### RECORD EXCERPTS

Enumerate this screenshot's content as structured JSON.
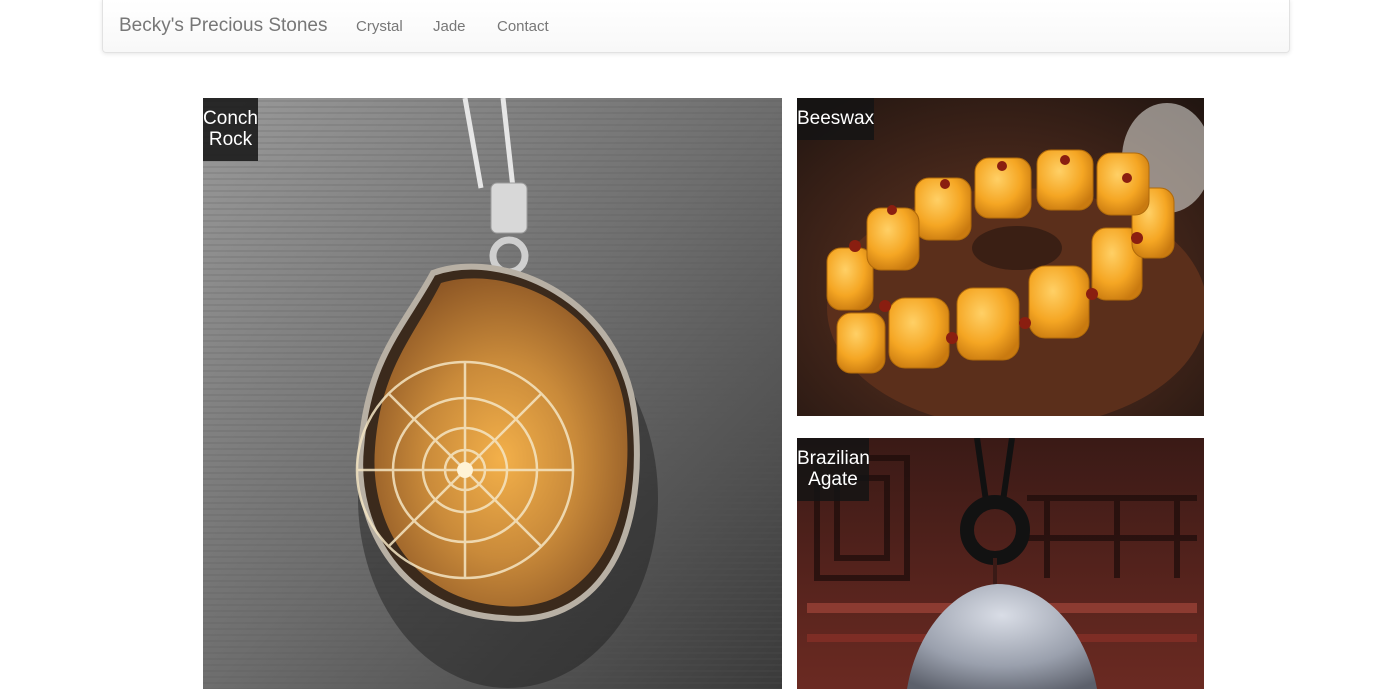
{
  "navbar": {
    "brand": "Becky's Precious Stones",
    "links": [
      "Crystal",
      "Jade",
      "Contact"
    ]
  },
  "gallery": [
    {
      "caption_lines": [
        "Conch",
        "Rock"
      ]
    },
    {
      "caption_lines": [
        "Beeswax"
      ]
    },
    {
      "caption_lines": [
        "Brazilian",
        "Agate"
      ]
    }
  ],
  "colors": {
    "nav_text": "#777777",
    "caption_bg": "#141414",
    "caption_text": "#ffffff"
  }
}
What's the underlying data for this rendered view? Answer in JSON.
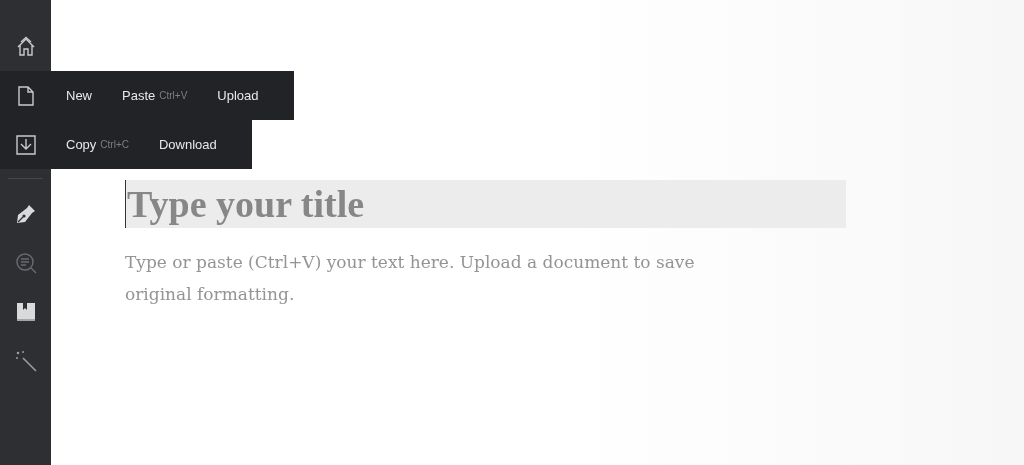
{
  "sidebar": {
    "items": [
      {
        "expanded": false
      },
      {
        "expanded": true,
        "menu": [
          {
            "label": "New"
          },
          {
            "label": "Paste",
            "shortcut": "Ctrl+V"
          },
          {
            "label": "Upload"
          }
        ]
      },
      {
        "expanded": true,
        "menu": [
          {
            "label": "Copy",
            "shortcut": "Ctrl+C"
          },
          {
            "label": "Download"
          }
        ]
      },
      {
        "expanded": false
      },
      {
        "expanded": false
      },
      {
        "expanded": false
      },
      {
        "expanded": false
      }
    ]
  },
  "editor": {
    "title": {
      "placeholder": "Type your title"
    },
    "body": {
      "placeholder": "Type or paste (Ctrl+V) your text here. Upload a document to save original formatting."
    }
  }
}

######

** GIVEN REQUEST **
Across the entries, how many lines hold the word "placeholder"? Say only the number.

** EXERCISE SOLUTION **
2